+++ ARTICLE +++

Nitrocellulose was never banned in California. What was banned were some of the high VOC solvents used in commercial spraying of nitro. These solvents have been replaced with other chemicals and it's totally legal to spray.

Of course, to get the Robben Ford Chirp you need the high VOC solvents, but that's another discussion.


----------



## Darth Federer

Amp360 said:


> Sweet Deluxe! Those are great!!!
> 
> Looks to be a 73/74 with the washers around the studs. They would do that when the paint got chipped IIRC.
> 
> Here is a really rare Les Paul. This is a 73 Standard.



That is a thing of beauty. Is that a 4-piece top on there? Could you imagine the explosion of incredulous anger if Gibson used 3 or 4-piece tops today? It'd be pandemonium.


----------



## Amp360

Darth Federer said:


> That is a thing of beauty. Is that a 4-piece top on there? Could you imagine the explosion of incredulous anger if Gibson used 3 or 4-piece tops today? It'd be pandemonium.



I figure in 10 years people will be looking for reissues of those crazy tops. It sounds crazy but when I was younger I bought a couple Teles with the WRHBs because people thought they were junk now they're expensive. Plus they're reissuing Starcasters, Coronados and Antigua models - so it may happen. I remember when I bought my first Tele Custom they did make a Japanese reissue, but I had never seen one aside from the big poster that my local dealer had (no GC/no internet back then and AMS, MF and Veheman's didn't carry them). Plus the old one was about $500. Fashion changes, as does what people want.

I don't remember anyone ever caring about the top on a LP until the mid/late 1990s. I wasn't alive when this guitar was made but my first LP was a plain top and I never thought it was better/worse then any other one.

+++

[EXERCISE INSTRUCTIONS]
**a)** In the guitar forum thread, what does the first post say was actually banned in California?
**b)** List every model the guitar forum thread says is being reissued.
**c)** Extend the guitar forum thread from its last post.
The rows that come after this thread are separate material and have no connection to it.

+++ STORED RECORDS +++

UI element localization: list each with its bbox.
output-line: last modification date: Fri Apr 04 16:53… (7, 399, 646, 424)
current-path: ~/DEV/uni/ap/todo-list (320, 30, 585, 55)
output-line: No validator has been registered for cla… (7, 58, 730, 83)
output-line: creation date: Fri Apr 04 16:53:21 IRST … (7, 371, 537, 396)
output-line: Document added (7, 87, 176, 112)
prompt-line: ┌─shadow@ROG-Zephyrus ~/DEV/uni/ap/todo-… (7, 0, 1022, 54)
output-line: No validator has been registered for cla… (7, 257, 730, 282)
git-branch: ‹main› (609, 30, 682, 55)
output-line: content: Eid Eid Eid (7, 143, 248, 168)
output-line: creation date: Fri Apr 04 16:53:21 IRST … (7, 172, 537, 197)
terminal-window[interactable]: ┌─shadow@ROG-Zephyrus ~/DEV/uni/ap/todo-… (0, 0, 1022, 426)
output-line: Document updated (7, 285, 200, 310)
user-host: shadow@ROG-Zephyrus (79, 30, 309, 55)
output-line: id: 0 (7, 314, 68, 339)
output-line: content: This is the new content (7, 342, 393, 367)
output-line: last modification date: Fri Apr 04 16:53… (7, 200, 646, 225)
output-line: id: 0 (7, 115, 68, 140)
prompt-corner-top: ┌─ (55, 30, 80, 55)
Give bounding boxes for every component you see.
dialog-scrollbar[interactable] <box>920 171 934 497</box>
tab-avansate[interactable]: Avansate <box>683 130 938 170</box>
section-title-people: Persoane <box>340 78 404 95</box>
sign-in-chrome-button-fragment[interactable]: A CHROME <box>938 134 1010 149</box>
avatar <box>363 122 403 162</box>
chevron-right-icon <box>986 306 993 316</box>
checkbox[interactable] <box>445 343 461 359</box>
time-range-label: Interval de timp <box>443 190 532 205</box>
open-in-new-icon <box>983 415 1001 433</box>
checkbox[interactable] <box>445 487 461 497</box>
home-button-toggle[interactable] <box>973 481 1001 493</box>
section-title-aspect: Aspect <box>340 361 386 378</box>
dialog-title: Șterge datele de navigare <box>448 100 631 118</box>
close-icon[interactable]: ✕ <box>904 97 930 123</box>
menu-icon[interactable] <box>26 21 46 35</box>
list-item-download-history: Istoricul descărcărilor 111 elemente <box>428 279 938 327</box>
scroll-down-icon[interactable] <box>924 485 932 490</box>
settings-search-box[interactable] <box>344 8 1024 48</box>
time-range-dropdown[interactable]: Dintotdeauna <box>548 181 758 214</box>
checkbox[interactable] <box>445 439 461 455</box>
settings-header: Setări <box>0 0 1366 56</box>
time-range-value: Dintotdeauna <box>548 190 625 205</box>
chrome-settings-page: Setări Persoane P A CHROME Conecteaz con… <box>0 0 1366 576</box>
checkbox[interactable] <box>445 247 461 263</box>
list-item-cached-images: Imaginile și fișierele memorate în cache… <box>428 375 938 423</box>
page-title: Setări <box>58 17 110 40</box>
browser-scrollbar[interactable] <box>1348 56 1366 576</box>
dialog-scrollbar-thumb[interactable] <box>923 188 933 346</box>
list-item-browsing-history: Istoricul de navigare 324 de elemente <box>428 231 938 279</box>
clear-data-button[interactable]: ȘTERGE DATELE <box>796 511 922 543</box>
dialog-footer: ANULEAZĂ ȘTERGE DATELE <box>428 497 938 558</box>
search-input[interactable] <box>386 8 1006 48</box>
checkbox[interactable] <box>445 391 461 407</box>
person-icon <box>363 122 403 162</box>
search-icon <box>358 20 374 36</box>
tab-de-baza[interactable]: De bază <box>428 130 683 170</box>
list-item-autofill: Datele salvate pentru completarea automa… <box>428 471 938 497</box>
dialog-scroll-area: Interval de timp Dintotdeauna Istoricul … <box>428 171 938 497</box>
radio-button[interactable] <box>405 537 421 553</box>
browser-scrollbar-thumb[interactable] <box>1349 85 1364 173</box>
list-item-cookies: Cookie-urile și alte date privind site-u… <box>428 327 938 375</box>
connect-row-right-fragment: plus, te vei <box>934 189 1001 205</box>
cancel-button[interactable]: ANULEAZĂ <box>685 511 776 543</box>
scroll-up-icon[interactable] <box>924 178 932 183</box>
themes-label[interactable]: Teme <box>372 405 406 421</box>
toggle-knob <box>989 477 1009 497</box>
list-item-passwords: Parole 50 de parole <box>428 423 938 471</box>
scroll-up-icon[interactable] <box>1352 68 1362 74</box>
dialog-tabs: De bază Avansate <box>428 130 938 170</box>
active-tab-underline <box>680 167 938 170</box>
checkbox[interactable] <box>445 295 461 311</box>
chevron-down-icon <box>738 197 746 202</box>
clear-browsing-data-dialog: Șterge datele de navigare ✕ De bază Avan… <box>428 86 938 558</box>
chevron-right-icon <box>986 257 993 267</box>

+++

[WRITTEN RESPONSES]
**a)** Some of the high VOC solvents used in commercial spraying of nitro were banned.

**b)** Starcasters, Coronados, Antigua models

**c)**
I think the popularity of the PRS guitars and their tops (which are pretty but a little over the top) kind of made people care. That and the Fender Foto Flame guitars from 94ish which also coincided with the imports with photo tops and crazy inlays that had never been around on low cost stuff.

The one I posted is kind of rare because they didn't make a lot of Standards in 73. It was mainly Deluxe models. If you take the neck pickup out you can see it's all factory. Kind of neat.


----------



## 66 galaxie

The color on that Standard is absolutely beautiful.
I like the burst on the back too. The inside of it is the exact shape of a guitar pick


----------



## SoloDallas

Just got back this 1967 original Gibson SG Standard. 
Bought it for nothing and it looked like shit.

This today, just refinished and set up (dark cherry nitro)


----------



## Amp360

That's a great looking rig!!!

Pulled this one out this AM - 1959 TV Les Paul. I paid $850 for this but I looked forever to find a yellow one back in maybe 1994. At the time that was like paying $10,000.


----------



## 66 galaxie

SoloDallas said:


> Just got back this 1967 original Gibson SG Standard.
> Bought it for nothing and it looked like shit.
> 
> This today, just refinished and set up (dark cherry nitro)



Beauty Fil!!!
I would love to hear/see some clips of you jamming through that rig


----------



## SoloDallas

66 galaxie said:


> I would love to hear/see some clips of you jamming through that rig



Sir, yesSir


----------



## 66 galaxie

SoloDallas said:


> Sir, yesSir


----------



## biggs

The Arsenal. Love my Gibson Les Pauls but I picked up a new Ebony V yesterday that's just killer as well....They still make the greatest guitars in my books!


----------



## sellen

My Sg Family


----------



## johnfv

Just added a non reverse Firebird to my harem. Here's what I have hanging on the wall currently (cotton socks on the hangars to protect the nitro):


----------



## fatoldsun

Mine.......
2012 traditional with 73 100w ptp & 73 50w pcb
73 Bass cab
I like the 50 WAY better.....


----------



## Redstone

I don't think I've posted in this thread yet. I've looked few it a few times. There are some incredible guitars in here.

Here is my 2013 Gibson Les Paul 1958 Reissue





Here is my 2006 Gibson SG Angus Young Signature alongside my 1963 Gretsch Jet firebird and my YJM100.


----------



## ^AXE^

Sweet.


----------



## minerman

I've drooled over the Gibsons in this thread since joining this forum, but now, I've got one & can finally post a pic of mine here...


----------



## MarshallDog

Here is my new 2012 Gibson LPS Light Burst, it is a Christmas present to myself. I always wanted a Light Burst with a 60's neck and found this one from a collector in Michigan. It has been played less than 6 times and has all of the paperwork and the case candy, got a great deal on it. Cant wait for it to get here!!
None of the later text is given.